Work to be completed => Assemble all lines in which the string "Wachtel" appears.

— BEGIN Materials provided —

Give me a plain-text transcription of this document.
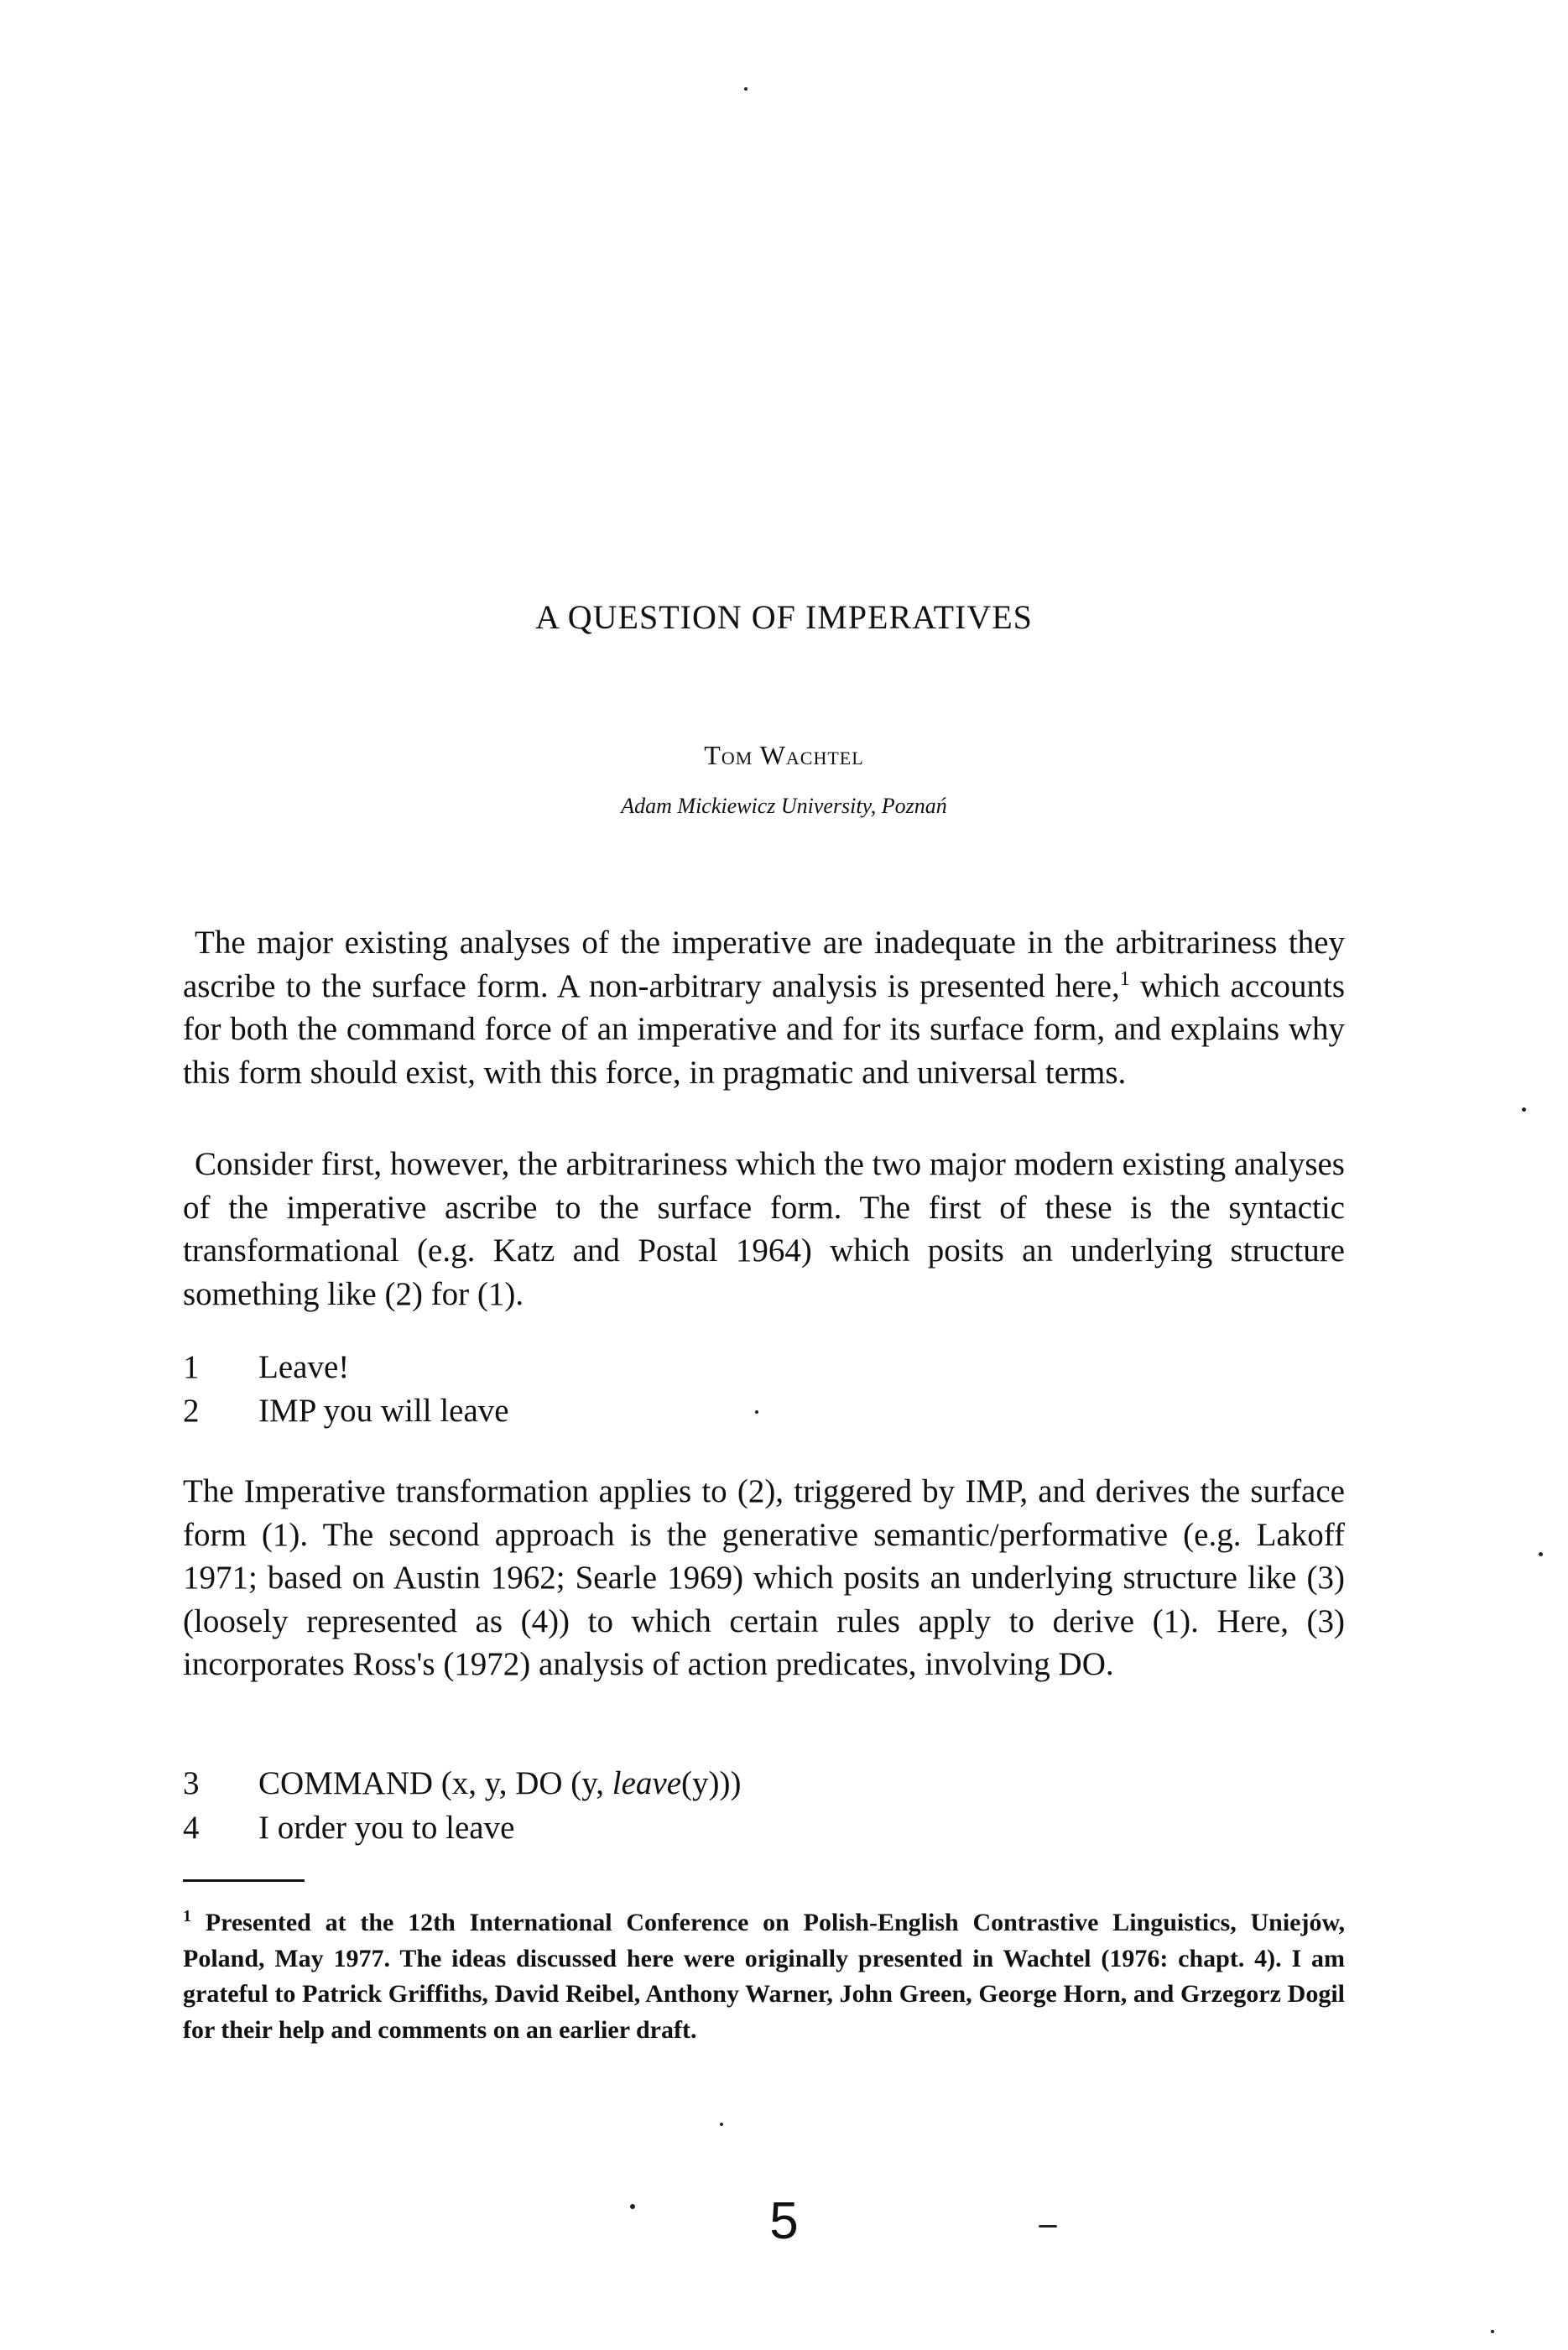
A QUESTION OF IMPERATIVES
Tom Wachtel
Adam Mickiewicz University, Poznań

The major existing analyses of the imperative are inadequate in the arbitrariness they ascribe to the surface form. A non-arbitrary analysis is presented here,$^1$ which accounts for both the command force of an imperative and for its surface form, and explains why this form should exist, with this force, in pragmatic and universal terms.

Consider first, however, the arbitrariness which the two major modern existing analyses of the imperative ascribe to the surface form. The first of these is the syntactic transformational (e.g. Katz and Postal 1964) which posits an underlying structure something like (2) for (1).

1	Leave!
2	IMP you will leave

The Imperative transformation applies to (2), triggered by IMP, and derives the surface form (1). The second approach is the generative semantic/performative (e.g. Lakoff 1971; based on Austin 1962; Searle 1969) which posits an underlying structure like (3) (loosely represented as (4)) to which certain rules apply to derive (1). Here, (3) incorporates Ross's (1972) analysis of action predicates, involving DO.

3	COMMAND (x, y, DO (y, leave(y)))
4	I order you to leave
$^1$ Presented at the 12th International Conference on Polish-English Contrastive Linguistics, Uniejów, Poland, May 1977. The ideas discussed here were originally presented in Wachtel (1976: chapt. 4). I am grateful to Patrick Griffiths, David Reibel, Anthony Warner, John Green, George Horn, and Grzegorz Dogil for their help and comments on an earlier draft.
5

— END Materials provided —

Answer to this exercise =>
Tom Wachtel
$^1$ Presented at the 12th International Conference on Polish-English Contrastive Linguistics, Uniejów, Poland, May 1977. The ideas discussed here were originally presented in Wachtel (1976: chapt. 4). I am grateful to Patrick Griffiths, David Reibel, Anthony Warner, John Green, George Horn, and Grzegorz Dogil for their help and comments on an earlier draft.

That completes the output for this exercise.